§ Excerpts from a figure dataset:

----

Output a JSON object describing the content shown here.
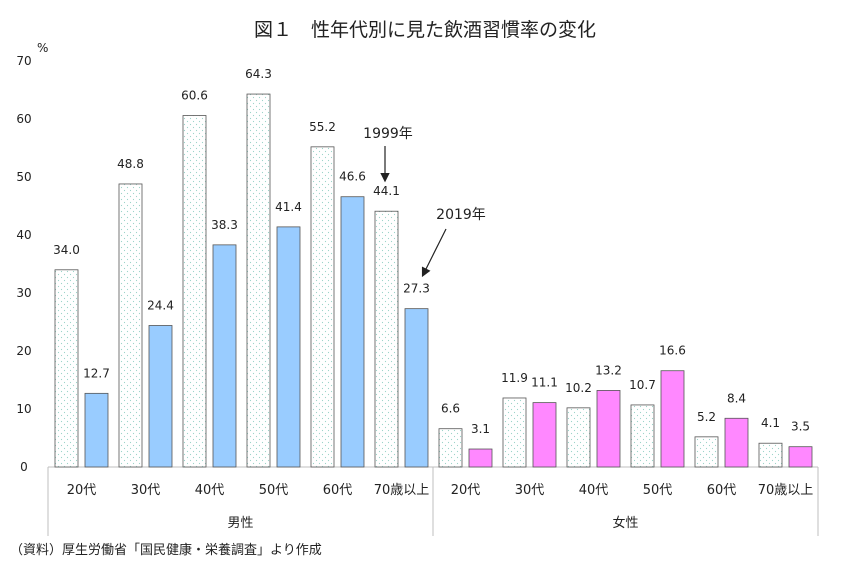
{
  "chart_data": {
    "type": "bar",
    "title": "図１　性年代別に見た飲酒習慣率の変化",
    "ylabel": "%",
    "ylim": [
      0,
      70
    ],
    "yticks": [
      "0",
      "10",
      "20",
      "30",
      "40",
      "50",
      "60",
      "70"
    ],
    "grid": false,
    "groups": [
      {
        "name": "男性",
        "categories": [
          "20代",
          "30代",
          "40代",
          "50代",
          "60代",
          "70歳以上"
        ],
        "values_1999": [
          34.0,
          48.8,
          60.6,
          64.3,
          55.2,
          44.1
        ],
        "values_2019": [
          12.7,
          24.4,
          38.3,
          41.4,
          46.6,
          27.3
        ],
        "labels_1999": [
          "34.0",
          "48.8",
          "60.6",
          "64.3",
          "55.2",
          "44.1"
        ],
        "labels_2019": [
          "12.7",
          "24.4",
          "38.3",
          "41.4",
          "46.6",
          "27.3"
        ]
      },
      {
        "name": "女性",
        "categories": [
          "20代",
          "30代",
          "40代",
          "50代",
          "60代",
          "70歳以上"
        ],
        "values_1999": [
          6.6,
          11.9,
          10.2,
          10.7,
          5.2,
          4.1
        ],
        "values_2019": [
          3.1,
          11.1,
          13.2,
          16.6,
          8.4,
          3.5
        ],
        "labels_1999": [
          "6.6",
          "11.9",
          "10.2",
          "10.7",
          "5.2",
          "4.1"
        ],
        "labels_2019": [
          "3.1",
          "11.1",
          "13.2",
          "16.6",
          "8.4",
          "3.5"
        ]
      }
    ],
    "annotations": [
      "1999年",
      "2019年"
    ],
    "source": "（資料）厚生労働省「国民健康・栄養調査」より作成"
  },
  "colors": {
    "bar_1999_fill": "#ffffff",
    "bar_1999_dots": "#9bd3c9",
    "bar_outline": "#555555",
    "bar_2019_male": "#99ccff",
    "bar_2019_female": "#ff88ff",
    "axis": "#bfbfbf"
  }
}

----

§ Aim of the exercise: Each entry shown above must be quoted exactly, with its pictures left out.

§ Finished answer:
Output a JSON object describing the content shown here.
{
  "chart_data": {
    "type": "bar",
    "title": "図１　性年代別に見た飲酒習慣率の変化",
    "ylabel": "%",
    "ylim": [
      0,
      70
    ],
    "yticks": [
      "0",
      "10",
      "20",
      "30",
      "40",
      "50",
      "60",
      "70"
    ],
    "grid": false,
    "groups": [
      {
        "name": "男性",
        "categories": [
          "20代",
          "30代",
          "40代",
          "50代",
          "60代",
          "70歳以上"
        ],
        "values_1999": [
          34.0,
          48.8,
          60.6,
          64.3,
          55.2,
          44.1
        ],
        "values_2019": [
          12.7,
          24.4,
          38.3,
          41.4,
          46.6,
          27.3
        ],
        "labels_1999": [
          "34.0",
          "48.8",
          "60.6",
          "64.3",
          "55.2",
          "44.1"
        ],
        "labels_2019": [
          "12.7",
          "24.4",
          "38.3",
          "41.4",
          "46.6",
          "27.3"
        ]
      },
      {
        "name": "女性",
        "categories": [
          "20代",
          "30代",
          "40代",
          "50代",
          "60代",
          "70歳以上"
        ],
        "values_1999": [
          6.6,
          11.9,
          10.2,
          10.7,
          5.2,
          4.1
        ],
        "values_2019": [
          3.1,
          11.1,
          13.2,
          16.6,
          8.4,
          3.5
        ],
        "labels_1999": [
          "6.6",
          "11.9",
          "10.2",
          "10.7",
          "5.2",
          "4.1"
        ],
        "labels_2019": [
          "3.1",
          "11.1",
          "13.2",
          "16.6",
          "8.4",
          "3.5"
        ]
      }
    ],
    "annotations": [
      "1999年",
      "2019年"
    ],
    "source": "（資料）厚生労働省「国民健康・栄養調査」より作成"
  },
  "colors": {
    "bar_1999_fill": "#ffffff",
    "bar_1999_dots": "#9bd3c9",
    "bar_outline": "#555555",
    "bar_2019_male": "#99ccff",
    "bar_2019_female": "#ff88ff",
    "axis": "#bfbfbf"
  }
}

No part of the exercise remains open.